**Records provided**:
####

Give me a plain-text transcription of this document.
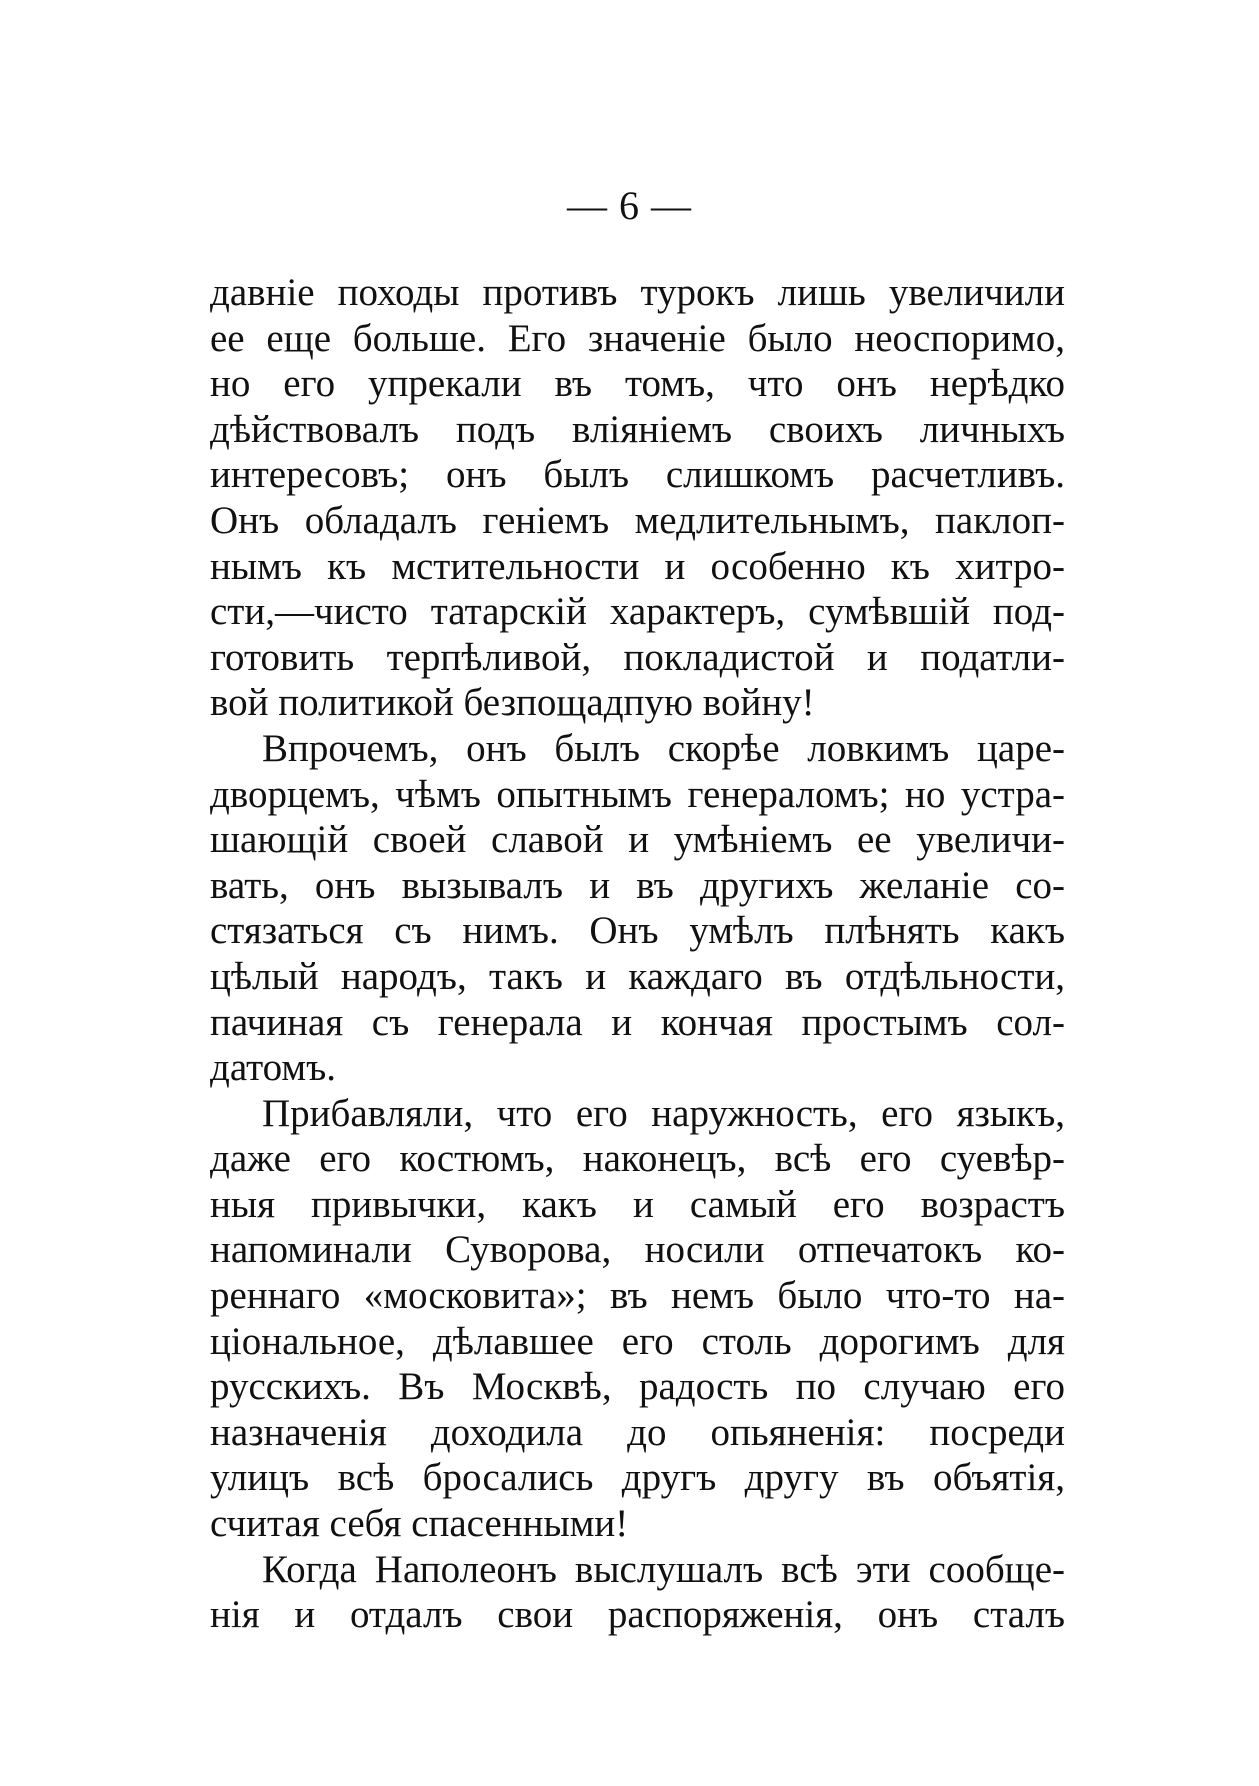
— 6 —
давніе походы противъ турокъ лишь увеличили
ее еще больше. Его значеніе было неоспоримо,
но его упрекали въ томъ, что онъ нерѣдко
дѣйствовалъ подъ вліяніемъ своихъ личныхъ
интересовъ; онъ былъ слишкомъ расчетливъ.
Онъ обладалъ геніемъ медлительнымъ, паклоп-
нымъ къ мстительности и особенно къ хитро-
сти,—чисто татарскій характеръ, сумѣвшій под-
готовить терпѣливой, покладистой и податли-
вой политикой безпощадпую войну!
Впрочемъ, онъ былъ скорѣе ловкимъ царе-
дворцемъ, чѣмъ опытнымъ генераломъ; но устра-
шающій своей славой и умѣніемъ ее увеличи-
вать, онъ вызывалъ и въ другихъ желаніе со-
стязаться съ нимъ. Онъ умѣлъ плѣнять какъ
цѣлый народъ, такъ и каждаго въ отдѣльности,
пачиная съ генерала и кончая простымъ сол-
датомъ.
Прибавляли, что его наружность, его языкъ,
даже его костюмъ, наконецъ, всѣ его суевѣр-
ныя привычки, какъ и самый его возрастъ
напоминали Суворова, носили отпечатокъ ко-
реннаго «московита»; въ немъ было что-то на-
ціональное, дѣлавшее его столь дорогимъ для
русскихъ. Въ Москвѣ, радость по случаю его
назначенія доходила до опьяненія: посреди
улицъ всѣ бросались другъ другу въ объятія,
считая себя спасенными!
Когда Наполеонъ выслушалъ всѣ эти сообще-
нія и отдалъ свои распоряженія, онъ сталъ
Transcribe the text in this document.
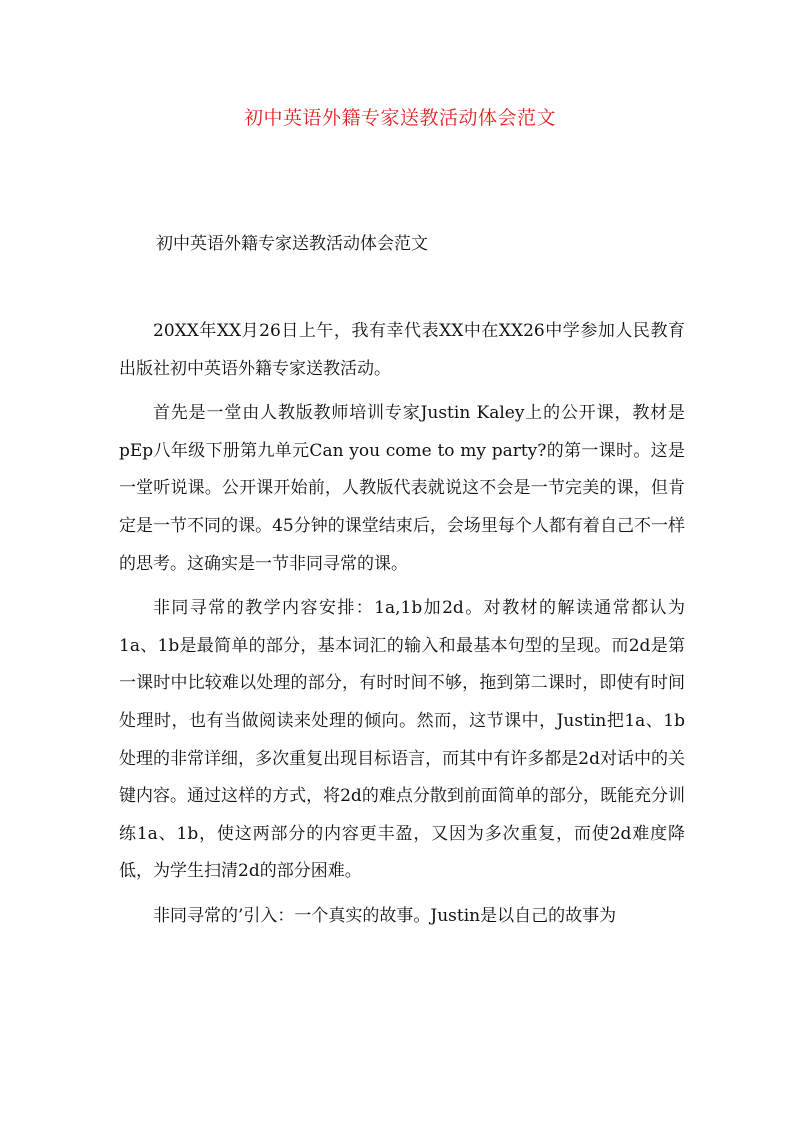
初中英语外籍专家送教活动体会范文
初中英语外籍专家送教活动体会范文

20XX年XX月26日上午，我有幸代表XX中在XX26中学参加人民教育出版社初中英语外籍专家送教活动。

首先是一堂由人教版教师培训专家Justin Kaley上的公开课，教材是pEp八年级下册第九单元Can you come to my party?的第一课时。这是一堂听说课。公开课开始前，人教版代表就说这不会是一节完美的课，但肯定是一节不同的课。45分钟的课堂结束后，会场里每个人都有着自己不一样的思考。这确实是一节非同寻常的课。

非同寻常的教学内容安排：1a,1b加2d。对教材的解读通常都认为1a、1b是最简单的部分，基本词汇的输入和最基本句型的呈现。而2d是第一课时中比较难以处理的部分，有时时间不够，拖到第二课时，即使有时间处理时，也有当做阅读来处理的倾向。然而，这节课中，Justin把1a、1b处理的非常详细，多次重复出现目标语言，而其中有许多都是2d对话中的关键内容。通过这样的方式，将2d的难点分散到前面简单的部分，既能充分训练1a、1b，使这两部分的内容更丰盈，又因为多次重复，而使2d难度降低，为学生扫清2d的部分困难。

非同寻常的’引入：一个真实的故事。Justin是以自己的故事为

####

**What the task asks**: Repeat the listing above exactly, with no pictures.

**Exercise output**:
Give me a plain-text transcription of this document.
— 6 —
давніе походы противъ турокъ лишь увеличили
ее еще больше. Его значеніе было неоспоримо,
но его упрекали въ томъ, что онъ нерѣдко
дѣйствовалъ подъ вліяніемъ своихъ личныхъ
интересовъ; онъ былъ слишкомъ расчетливъ.
Онъ обладалъ геніемъ медлительнымъ, паклоп-
нымъ къ мстительности и особенно къ хитро-
сти,—чисто татарскій характеръ, сумѣвшій под-
готовить терпѣливой, покладистой и податли-
вой политикой безпощадпую войну!
Впрочемъ, онъ былъ скорѣе ловкимъ царе-
дворцемъ, чѣмъ опытнымъ генераломъ; но устра-
шающій своей славой и умѣніемъ ее увеличи-
вать, онъ вызывалъ и въ другихъ желаніе со-
стязаться съ нимъ. Онъ умѣлъ плѣнять какъ
цѣлый народъ, такъ и каждаго въ отдѣльности,
пачиная съ генерала и кончая простымъ сол-
датомъ.
Прибавляли, что его наружность, его языкъ,
даже его костюмъ, наконецъ, всѣ его суевѣр-
ныя привычки, какъ и самый его возрастъ
напоминали Суворова, носили отпечатокъ ко-
реннаго «московита»; въ немъ было что-то на-
ціональное, дѣлавшее его столь дорогимъ для
русскихъ. Въ Москвѣ, радость по случаю его
назначенія доходила до опьяненія: посреди
улицъ всѣ бросались другъ другу въ объятія,
считая себя спасенными!
Когда Наполеонъ выслушалъ всѣ эти сообще-
нія и отдалъ свои распоряженія, онъ сталъ
Transcribe the text in this document.
初中英语外籍专家送教活动体会范文
初中英语外籍专家送教活动体会范文

20XX年XX月26日上午，我有幸代表XX中在XX26中学参加人民教育出版社初中英语外籍专家送教活动。

首先是一堂由人教版教师培训专家Justin Kaley上的公开课，教材是pEp八年级下册第九单元Can you come to my party?的第一课时。这是一堂听说课。公开课开始前，人教版代表就说这不会是一节完美的课，但肯定是一节不同的课。45分钟的课堂结束后，会场里每个人都有着自己不一样的思考。这确实是一节非同寻常的课。

非同寻常的教学内容安排：1a,1b加2d。对教材的解读通常都认为1a、1b是最简单的部分，基本词汇的输入和最基本句型的呈现。而2d是第一课时中比较难以处理的部分，有时时间不够，拖到第二课时，即使有时间处理时，也有当做阅读来处理的倾向。然而，这节课中，Justin把1a、1b处理的非常详细，多次重复出现目标语言，而其中有许多都是2d对话中的关键内容。通过这样的方式，将2d的难点分散到前面简单的部分，既能充分训练1a、1b，使这两部分的内容更丰盈，又因为多次重复，而使2d难度降低，为学生扫清2d的部分困难。

非同寻常的’引入：一个真实的故事。Justin是以自己的故事为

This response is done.